Stored items
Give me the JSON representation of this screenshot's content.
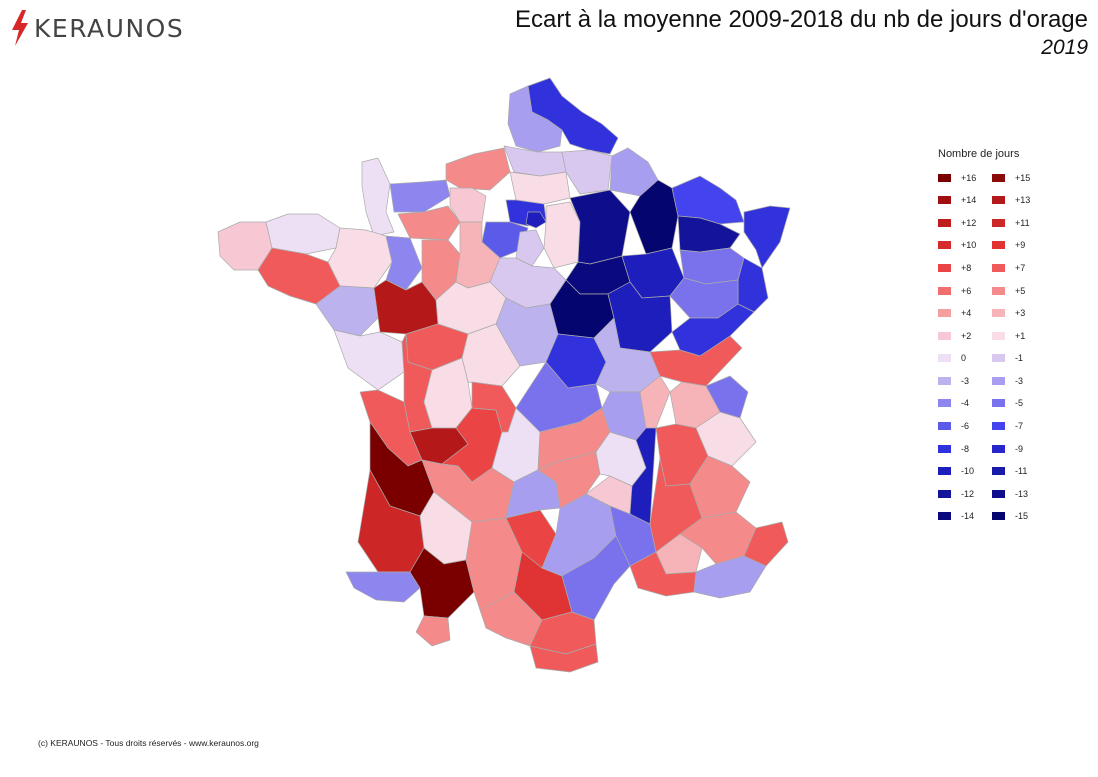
{
  "brand": {
    "name": "KERAUNOS",
    "logo_icon": "lightning-bolt-icon",
    "accent": "#d62828"
  },
  "title": "Ecart à la moyenne 2009-2018 du nb de jours d'orage",
  "subtitle": "2019",
  "legend": {
    "title": "Nombre de jours",
    "items": [
      {
        "label": "+16",
        "color": "#7a0000"
      },
      {
        "label": "+15",
        "color": "#8b0a0a"
      },
      {
        "label": "+14",
        "color": "#a01010"
      },
      {
        "label": "+13",
        "color": "#b41818"
      },
      {
        "label": "+12",
        "color": "#c01e1e"
      },
      {
        "label": "+11",
        "color": "#cc2626"
      },
      {
        "label": "+10",
        "color": "#d62b2b"
      },
      {
        "label": "+9",
        "color": "#e03333"
      },
      {
        "label": "+8",
        "color": "#ea4444"
      },
      {
        "label": "+7",
        "color": "#f05a5a"
      },
      {
        "label": "+6",
        "color": "#f06e6e"
      },
      {
        "label": "+5",
        "color": "#f48a8a"
      },
      {
        "label": "+4",
        "color": "#f5a0a0"
      },
      {
        "label": "+3",
        "color": "#f7b4b8"
      },
      {
        "label": "+2",
        "color": "#f7c8d4"
      },
      {
        "label": "+1",
        "color": "#f8dce6"
      },
      {
        "label": "0",
        "color": "#eee0f4"
      },
      {
        "label": "-1",
        "color": "#d8c8f0"
      },
      {
        "label": "-3",
        "color": "#bcb2ee"
      },
      {
        "label": "-3",
        "color": "#a89ef0"
      },
      {
        "label": "-4",
        "color": "#8c86ee"
      },
      {
        "label": "-5",
        "color": "#7a72ec"
      },
      {
        "label": "-6",
        "color": "#5c5ae8"
      },
      {
        "label": "-7",
        "color": "#4444ee"
      },
      {
        "label": "-8",
        "color": "#3232dc"
      },
      {
        "label": "-9",
        "color": "#2626cc"
      },
      {
        "label": "-10",
        "color": "#1e1ebc"
      },
      {
        "label": "-11",
        "color": "#1a1aaa"
      },
      {
        "label": "-12",
        "color": "#14149a"
      },
      {
        "label": "-13",
        "color": "#0e0e8c"
      },
      {
        "label": "-14",
        "color": "#0a0a7e"
      },
      {
        "label": "-15",
        "color": "#050570"
      }
    ]
  },
  "footer": "(c) KERAUNOS - Tous droits réservés - www.keraunos.org"
}
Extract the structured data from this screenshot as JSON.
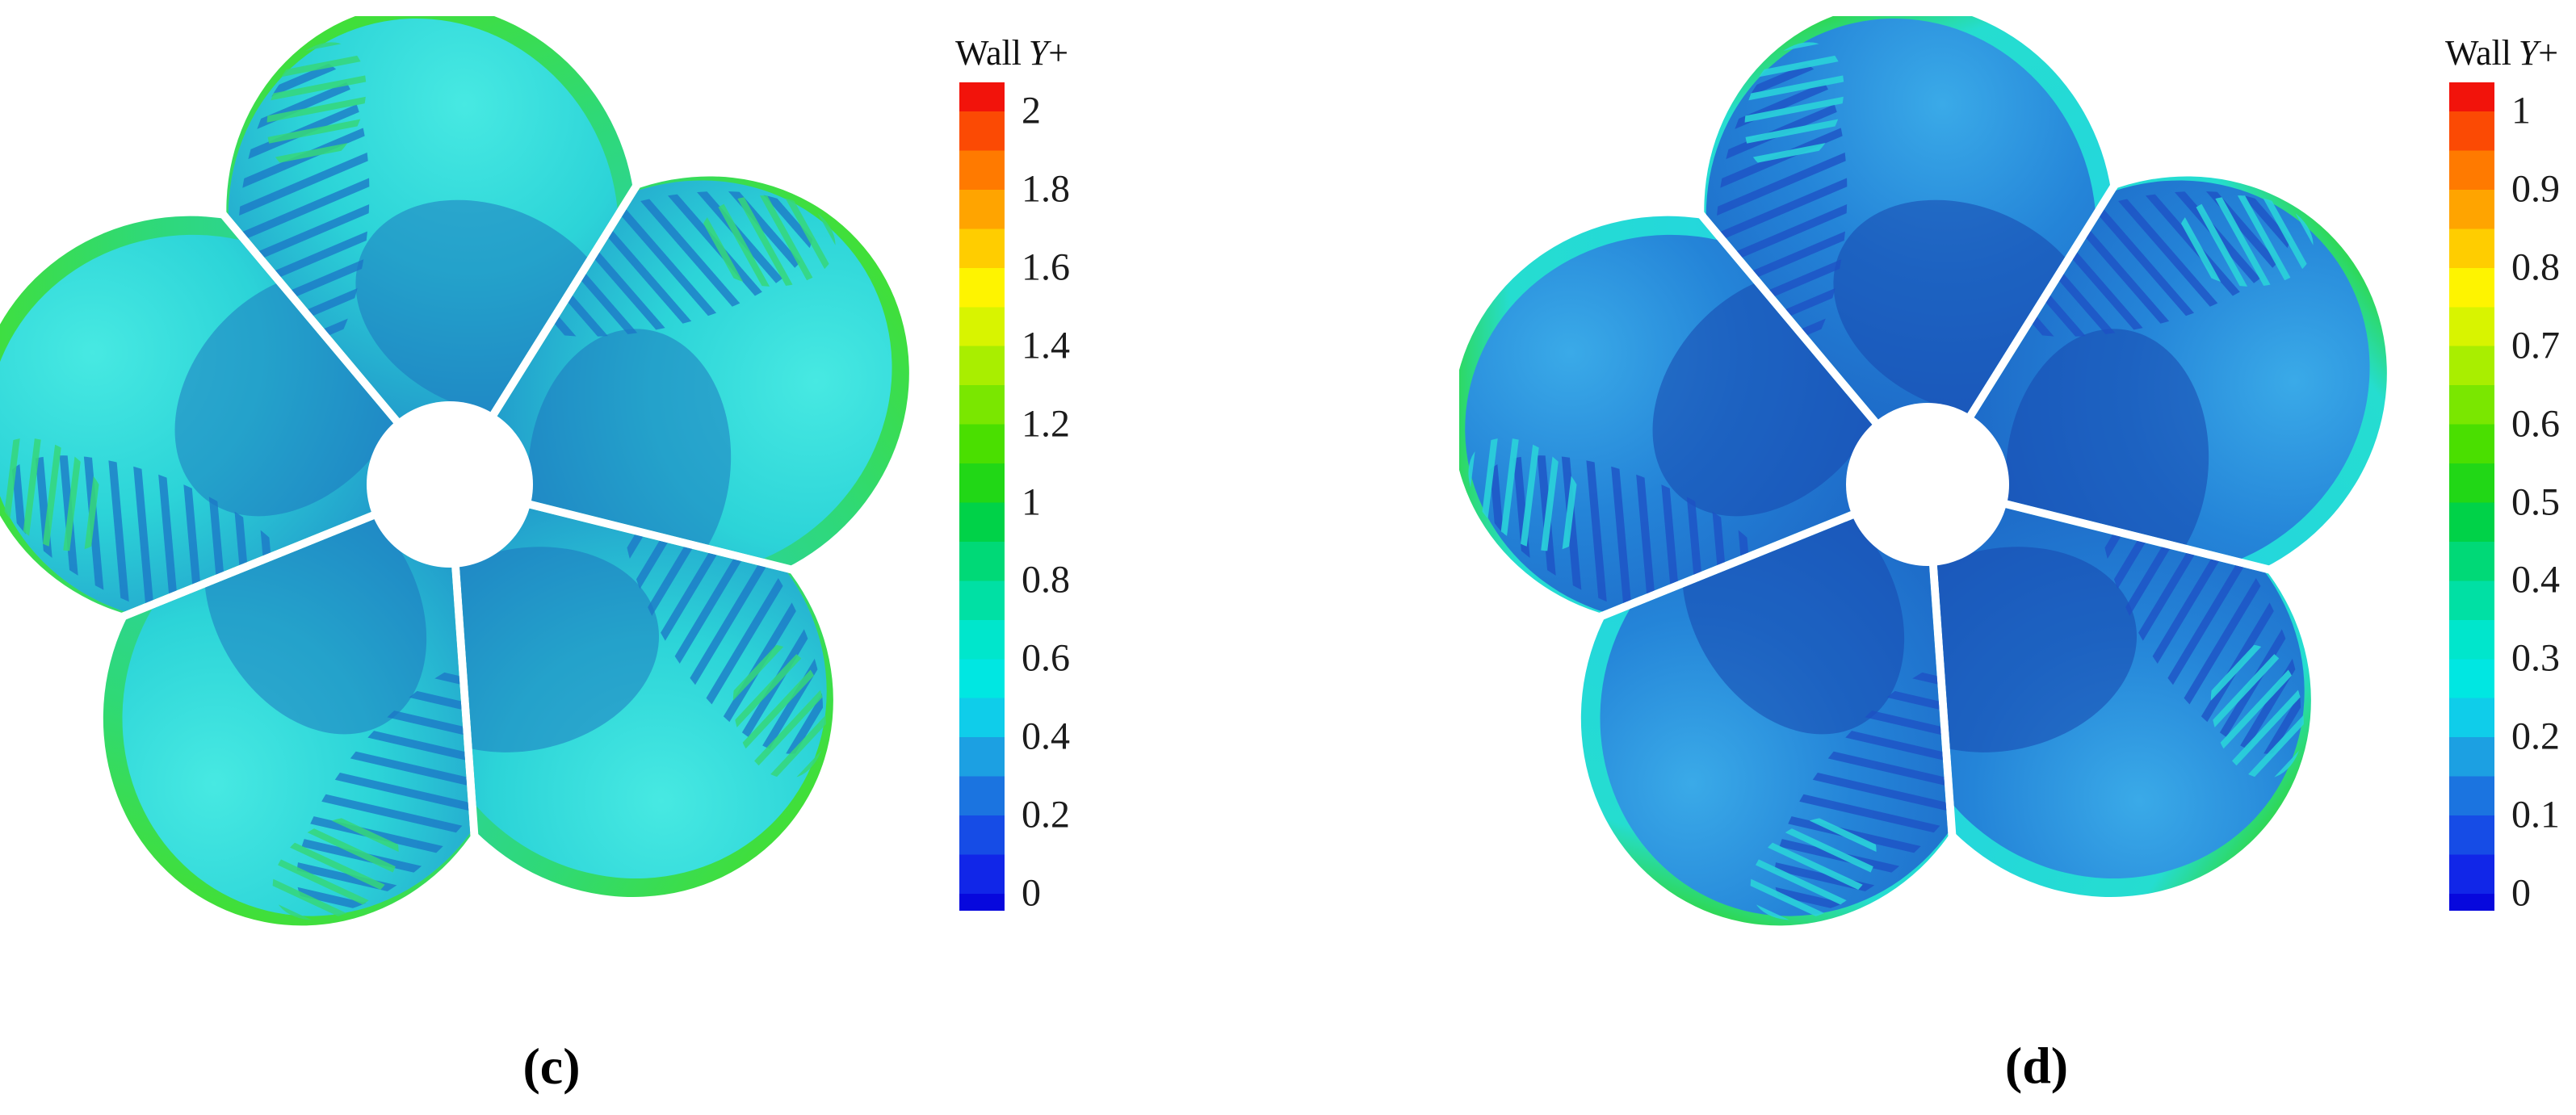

YOUR OBJECTIVE: Each line of the data is to be duplicated exactly; pictures stay out of the copy.

SOLUTION FOR THIS TASK:
Give me the JSON representation of this screenshot's content.
{
  "brand": {
    "name": "KERAUNOS",
    "logo_icon": "lightning-bolt-icon",
    "accent": "#d62828"
  },
  "title": "Ecart à la moyenne 2009-2018 du nb de jours d'orage",
  "subtitle": "2019",
  "legend": {
    "title": "Nombre de jours",
    "items": [
      {
        "label": "+16",
        "color": "#7a0000"
      },
      {
        "label": "+15",
        "color": "#8b0a0a"
      },
      {
        "label": "+14",
        "color": "#a01010"
      },
      {
        "label": "+13",
        "color": "#b41818"
      },
      {
        "label": "+12",
        "color": "#c01e1e"
      },
      {
        "label": "+11",
        "color": "#cc2626"
      },
      {
        "label": "+10",
        "color": "#d62b2b"
      },
      {
        "label": "+9",
        "color": "#e03333"
      },
      {
        "label": "+8",
        "color": "#ea4444"
      },
      {
        "label": "+7",
        "color": "#f05a5a"
      },
      {
        "label": "+6",
        "color": "#f06e6e"
      },
      {
        "label": "+5",
        "color": "#f48a8a"
      },
      {
        "label": "+4",
        "color": "#f5a0a0"
      },
      {
        "label": "+3",
        "color": "#f7b4b8"
      },
      {
        "label": "+2",
        "color": "#f7c8d4"
      },
      {
        "label": "+1",
        "color": "#f8dce6"
      },
      {
        "label": "0",
        "color": "#eee0f4"
      },
      {
        "label": "-1",
        "color": "#d8c8f0"
      },
      {
        "label": "-3",
        "color": "#bcb2ee"
      },
      {
        "label": "-3",
        "color": "#a89ef0"
      },
      {
        "label": "-4",
        "color": "#8c86ee"
      },
      {
        "label": "-5",
        "color": "#7a72ec"
      },
      {
        "label": "-6",
        "color": "#5c5ae8"
      },
      {
        "label": "-7",
        "color": "#4444ee"
      },
      {
        "label": "-8",
        "color": "#3232dc"
      },
      {
        "label": "-9",
        "color": "#2626cc"
      },
      {
        "label": "-10",
        "color": "#1e1ebc"
      },
      {
        "label": "-11",
        "color": "#1a1aaa"
      },
      {
        "label": "-12",
        "color": "#14149a"
      },
      {
        "label": "-13",
        "color": "#0e0e8c"
      },
      {
        "label": "-14",
        "color": "#0a0a7e"
      },
      {
        "label": "-15",
        "color": "#050570"
      }
    ]
  },
  "footer": "(c) KERAUNOS - Tous droits réservés - www.keraunos.org"
}
Extract the structured data from this screenshot as JSON.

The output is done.